--- Items ---
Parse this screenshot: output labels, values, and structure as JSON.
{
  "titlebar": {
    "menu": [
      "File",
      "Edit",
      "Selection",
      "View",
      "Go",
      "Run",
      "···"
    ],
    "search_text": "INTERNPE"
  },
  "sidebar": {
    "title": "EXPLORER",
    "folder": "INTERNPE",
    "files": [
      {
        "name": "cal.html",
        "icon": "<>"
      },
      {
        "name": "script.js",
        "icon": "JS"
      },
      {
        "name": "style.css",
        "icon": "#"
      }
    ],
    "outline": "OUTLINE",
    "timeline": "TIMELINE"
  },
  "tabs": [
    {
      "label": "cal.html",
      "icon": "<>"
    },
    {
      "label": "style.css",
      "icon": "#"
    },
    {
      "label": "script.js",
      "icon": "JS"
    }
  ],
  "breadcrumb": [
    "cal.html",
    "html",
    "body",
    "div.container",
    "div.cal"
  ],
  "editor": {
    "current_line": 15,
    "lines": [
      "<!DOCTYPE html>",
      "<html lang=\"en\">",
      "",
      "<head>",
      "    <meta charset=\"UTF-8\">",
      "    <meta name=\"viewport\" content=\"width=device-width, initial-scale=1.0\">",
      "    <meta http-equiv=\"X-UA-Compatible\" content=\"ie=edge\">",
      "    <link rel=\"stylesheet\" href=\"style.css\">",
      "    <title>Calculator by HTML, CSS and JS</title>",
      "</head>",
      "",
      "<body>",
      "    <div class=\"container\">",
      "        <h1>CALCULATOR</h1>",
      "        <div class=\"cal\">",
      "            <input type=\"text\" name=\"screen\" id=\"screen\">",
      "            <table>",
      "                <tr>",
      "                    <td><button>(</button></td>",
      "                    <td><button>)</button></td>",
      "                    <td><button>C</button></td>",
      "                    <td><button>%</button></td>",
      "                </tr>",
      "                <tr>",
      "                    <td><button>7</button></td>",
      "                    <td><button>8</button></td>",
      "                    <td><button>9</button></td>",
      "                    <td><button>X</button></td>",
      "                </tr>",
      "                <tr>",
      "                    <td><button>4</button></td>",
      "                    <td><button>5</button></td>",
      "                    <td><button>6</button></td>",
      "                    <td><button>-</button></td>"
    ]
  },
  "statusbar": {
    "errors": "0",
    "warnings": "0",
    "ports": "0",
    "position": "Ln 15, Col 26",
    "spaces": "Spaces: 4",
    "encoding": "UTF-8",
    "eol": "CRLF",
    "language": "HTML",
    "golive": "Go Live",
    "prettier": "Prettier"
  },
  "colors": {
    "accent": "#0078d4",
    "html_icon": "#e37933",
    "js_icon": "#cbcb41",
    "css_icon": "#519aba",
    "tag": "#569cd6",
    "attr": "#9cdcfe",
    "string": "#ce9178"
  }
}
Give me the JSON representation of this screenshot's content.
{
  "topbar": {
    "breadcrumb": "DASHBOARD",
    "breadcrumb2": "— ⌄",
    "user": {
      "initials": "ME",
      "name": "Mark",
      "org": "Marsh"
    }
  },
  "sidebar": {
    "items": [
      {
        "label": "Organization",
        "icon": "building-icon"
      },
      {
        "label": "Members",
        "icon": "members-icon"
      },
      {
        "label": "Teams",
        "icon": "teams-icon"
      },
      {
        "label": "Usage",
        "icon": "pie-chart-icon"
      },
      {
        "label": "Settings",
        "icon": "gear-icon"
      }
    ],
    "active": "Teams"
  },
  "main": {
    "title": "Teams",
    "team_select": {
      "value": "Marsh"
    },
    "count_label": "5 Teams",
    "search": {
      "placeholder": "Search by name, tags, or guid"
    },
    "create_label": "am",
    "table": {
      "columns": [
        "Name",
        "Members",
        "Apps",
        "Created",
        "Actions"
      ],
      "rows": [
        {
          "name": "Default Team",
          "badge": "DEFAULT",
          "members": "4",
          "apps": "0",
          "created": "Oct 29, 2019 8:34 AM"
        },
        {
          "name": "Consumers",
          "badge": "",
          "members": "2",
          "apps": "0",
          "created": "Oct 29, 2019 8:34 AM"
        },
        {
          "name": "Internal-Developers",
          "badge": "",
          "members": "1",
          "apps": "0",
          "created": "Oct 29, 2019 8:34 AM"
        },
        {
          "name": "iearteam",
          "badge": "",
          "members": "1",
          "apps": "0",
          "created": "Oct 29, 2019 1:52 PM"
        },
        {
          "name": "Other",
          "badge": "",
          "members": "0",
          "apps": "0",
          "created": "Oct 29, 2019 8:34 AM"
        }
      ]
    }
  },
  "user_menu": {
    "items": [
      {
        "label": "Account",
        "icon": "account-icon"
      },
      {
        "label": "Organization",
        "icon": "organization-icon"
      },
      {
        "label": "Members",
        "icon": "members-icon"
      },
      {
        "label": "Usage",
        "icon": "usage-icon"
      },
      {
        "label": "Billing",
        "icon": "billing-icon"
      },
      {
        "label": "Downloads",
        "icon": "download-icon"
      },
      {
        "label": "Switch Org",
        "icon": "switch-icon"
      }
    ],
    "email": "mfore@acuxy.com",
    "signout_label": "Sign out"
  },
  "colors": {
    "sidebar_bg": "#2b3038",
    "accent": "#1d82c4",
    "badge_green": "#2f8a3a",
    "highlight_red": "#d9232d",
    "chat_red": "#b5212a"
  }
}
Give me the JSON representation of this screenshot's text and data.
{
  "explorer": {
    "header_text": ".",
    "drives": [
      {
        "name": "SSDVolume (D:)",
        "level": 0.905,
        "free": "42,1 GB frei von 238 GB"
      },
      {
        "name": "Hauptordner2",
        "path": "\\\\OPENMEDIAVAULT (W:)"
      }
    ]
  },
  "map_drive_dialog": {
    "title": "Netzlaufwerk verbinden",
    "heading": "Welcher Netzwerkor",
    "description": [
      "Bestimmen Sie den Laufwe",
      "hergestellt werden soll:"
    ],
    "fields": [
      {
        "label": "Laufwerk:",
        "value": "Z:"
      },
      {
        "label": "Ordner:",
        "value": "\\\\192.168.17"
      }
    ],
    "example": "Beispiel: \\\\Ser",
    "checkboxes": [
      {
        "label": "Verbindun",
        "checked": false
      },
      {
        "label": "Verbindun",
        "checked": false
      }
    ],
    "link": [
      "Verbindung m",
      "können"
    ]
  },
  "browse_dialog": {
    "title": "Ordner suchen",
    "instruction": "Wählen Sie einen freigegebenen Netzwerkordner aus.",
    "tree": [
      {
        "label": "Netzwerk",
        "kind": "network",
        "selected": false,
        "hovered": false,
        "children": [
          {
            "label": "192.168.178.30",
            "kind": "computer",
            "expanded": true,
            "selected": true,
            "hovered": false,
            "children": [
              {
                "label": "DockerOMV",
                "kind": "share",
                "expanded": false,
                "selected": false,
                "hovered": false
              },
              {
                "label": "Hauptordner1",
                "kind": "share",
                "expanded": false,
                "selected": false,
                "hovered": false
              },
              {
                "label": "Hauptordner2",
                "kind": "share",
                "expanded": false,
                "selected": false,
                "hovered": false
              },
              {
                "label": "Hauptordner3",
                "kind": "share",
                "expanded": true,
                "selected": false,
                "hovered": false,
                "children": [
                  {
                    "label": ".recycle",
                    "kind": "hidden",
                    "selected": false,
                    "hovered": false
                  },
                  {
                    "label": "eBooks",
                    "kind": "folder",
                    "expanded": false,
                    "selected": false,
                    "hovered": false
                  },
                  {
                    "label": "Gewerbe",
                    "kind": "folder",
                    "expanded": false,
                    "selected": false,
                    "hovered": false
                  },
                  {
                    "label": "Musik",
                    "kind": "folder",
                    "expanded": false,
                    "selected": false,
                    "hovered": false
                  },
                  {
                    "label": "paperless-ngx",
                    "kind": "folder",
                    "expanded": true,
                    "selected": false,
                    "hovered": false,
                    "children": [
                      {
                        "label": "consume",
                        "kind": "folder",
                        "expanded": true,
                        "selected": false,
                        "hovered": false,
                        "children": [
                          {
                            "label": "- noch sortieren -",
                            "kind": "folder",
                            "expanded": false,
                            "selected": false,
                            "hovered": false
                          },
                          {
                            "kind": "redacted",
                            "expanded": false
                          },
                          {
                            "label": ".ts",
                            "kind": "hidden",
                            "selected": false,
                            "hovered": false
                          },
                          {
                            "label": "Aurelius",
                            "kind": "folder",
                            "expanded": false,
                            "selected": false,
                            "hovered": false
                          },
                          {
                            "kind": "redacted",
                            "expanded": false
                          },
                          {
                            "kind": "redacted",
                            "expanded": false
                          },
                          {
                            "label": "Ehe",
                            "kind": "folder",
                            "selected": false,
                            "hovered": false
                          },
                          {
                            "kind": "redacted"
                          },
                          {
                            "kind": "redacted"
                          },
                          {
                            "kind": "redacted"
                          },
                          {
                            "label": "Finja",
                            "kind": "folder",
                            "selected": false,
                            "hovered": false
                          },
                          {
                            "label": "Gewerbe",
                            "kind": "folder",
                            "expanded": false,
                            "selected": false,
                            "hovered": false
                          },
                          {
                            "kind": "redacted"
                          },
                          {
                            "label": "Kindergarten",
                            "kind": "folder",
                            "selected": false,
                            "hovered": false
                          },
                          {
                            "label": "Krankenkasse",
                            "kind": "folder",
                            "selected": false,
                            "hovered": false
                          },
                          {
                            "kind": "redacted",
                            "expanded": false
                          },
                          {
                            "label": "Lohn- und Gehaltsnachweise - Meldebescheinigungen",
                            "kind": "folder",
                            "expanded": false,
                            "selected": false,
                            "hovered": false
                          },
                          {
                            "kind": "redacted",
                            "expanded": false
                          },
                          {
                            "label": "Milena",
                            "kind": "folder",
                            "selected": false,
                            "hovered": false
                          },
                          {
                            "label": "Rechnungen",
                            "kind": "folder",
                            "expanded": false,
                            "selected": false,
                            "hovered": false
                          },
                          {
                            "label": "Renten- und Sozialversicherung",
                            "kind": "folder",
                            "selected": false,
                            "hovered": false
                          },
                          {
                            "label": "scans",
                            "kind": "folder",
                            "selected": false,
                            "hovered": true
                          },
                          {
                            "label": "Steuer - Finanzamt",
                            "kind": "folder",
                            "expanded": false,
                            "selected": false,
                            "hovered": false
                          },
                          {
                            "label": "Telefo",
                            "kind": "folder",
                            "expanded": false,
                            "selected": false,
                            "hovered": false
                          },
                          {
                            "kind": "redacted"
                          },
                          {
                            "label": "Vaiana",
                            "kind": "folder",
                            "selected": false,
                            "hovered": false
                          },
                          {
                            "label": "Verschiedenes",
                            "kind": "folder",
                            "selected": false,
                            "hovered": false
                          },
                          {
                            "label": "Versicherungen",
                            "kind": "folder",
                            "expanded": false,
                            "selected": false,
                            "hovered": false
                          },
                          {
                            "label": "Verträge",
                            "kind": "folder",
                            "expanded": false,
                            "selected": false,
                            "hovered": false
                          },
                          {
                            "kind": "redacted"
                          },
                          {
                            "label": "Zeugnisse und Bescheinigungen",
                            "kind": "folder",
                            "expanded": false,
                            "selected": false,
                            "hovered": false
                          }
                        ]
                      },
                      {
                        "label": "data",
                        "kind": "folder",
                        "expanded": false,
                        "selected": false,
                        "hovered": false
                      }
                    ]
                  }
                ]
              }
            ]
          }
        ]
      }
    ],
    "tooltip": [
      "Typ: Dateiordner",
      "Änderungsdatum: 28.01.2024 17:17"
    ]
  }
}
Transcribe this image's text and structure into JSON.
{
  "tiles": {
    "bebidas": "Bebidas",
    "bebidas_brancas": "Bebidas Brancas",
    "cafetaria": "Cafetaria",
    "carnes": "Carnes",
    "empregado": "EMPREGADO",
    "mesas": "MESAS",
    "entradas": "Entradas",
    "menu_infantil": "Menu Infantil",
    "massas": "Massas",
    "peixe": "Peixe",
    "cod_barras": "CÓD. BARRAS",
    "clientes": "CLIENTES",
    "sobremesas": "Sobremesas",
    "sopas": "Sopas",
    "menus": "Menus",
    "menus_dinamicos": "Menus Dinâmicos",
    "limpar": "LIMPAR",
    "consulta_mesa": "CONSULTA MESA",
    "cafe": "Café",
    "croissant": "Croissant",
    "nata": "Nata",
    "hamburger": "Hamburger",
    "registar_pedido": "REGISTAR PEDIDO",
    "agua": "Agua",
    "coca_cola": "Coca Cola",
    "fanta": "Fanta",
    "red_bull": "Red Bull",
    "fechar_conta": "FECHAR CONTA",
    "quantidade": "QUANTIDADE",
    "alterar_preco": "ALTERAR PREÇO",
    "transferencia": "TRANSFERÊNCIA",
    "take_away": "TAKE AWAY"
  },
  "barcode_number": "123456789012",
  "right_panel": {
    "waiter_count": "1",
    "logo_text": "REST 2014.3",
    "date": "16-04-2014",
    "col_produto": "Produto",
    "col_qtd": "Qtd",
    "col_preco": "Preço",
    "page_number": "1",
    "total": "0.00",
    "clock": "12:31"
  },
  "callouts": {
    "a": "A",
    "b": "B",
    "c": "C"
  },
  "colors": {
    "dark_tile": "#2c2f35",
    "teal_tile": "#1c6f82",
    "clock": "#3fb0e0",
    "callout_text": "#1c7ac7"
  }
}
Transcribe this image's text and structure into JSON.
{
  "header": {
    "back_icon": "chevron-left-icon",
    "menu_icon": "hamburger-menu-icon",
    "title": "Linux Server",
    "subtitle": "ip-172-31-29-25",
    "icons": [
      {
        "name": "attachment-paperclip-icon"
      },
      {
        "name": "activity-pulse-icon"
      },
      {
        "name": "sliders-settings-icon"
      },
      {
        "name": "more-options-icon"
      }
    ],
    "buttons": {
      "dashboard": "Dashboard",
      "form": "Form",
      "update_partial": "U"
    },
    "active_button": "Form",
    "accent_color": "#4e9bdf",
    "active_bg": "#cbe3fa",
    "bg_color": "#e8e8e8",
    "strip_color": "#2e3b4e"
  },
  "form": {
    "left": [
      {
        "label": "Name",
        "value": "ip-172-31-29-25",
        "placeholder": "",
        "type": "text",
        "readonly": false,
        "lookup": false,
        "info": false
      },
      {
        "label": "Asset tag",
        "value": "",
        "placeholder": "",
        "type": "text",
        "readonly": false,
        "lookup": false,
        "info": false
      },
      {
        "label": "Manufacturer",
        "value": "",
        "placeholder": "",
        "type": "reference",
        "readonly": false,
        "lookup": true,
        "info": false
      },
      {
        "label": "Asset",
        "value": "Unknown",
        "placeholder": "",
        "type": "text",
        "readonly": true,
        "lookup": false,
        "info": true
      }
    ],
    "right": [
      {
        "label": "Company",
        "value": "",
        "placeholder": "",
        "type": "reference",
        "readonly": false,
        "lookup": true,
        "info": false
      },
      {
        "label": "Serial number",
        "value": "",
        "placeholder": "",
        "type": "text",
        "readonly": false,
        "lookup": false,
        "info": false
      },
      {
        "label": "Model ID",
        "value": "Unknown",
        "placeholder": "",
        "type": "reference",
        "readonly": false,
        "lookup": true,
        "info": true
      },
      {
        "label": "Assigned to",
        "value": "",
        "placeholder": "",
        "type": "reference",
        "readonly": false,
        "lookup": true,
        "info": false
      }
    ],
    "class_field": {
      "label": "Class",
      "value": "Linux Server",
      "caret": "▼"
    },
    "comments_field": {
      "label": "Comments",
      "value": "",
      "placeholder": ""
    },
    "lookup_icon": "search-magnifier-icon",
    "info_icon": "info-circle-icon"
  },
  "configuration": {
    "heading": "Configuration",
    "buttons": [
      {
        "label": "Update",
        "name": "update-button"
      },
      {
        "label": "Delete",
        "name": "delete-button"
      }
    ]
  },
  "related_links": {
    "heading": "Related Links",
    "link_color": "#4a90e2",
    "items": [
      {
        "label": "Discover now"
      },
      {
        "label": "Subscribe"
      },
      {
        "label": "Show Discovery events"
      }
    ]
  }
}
---
Pick out the lines that include the word "meta" and write them out.

▶ **Answer for this exercise**:
      "    <meta charset=\"UTF-8\">",
      "    <meta name=\"viewport\" content=\"width=device-width, initial-scale=1.0\">",
      "    <meta http-equiv=\"X-UA-Compatible\" content=\"ie=edge\">",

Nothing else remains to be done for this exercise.